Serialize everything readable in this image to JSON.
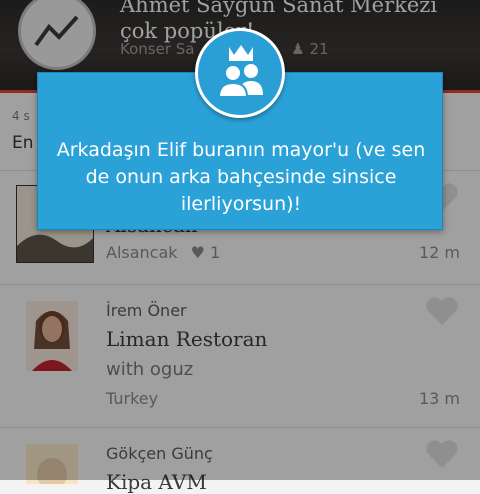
{
  "hero": {
    "title": "Ahmet Saygun Sanat Merkezi çok popüler!",
    "category": "Konser Sa",
    "count": "21"
  },
  "section": {
    "header": "4 s",
    "subheader": "En"
  },
  "items": [
    {
      "user": "",
      "venue": "Alsancak",
      "location": "Alsancak",
      "likes": "1",
      "time": "12 m"
    },
    {
      "user": "İrem Öner",
      "venue": "Liman Restoran",
      "shout": "with oguz",
      "location": "Turkey",
      "time": "13 m"
    },
    {
      "user": "Gökçen Günç",
      "venue": "Kipa AVM"
    }
  ],
  "toast": {
    "message": "Arkadaşın Elif buranın mayor'u (ve sen de onun arka bahçesinde sinsice ilerliyorsun)!",
    "icon": "mayor-crown-icon"
  },
  "colors": {
    "accent_blue": "#2aa2d8",
    "hero_line_red": "#d94437"
  }
}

_Problem statement:_ Find the word "venue" in the data and show each line that holds it.

_Result:_
      "venue": "Alsancak",
      "venue": "Liman Restoran",
      "venue": "Kipa AVM"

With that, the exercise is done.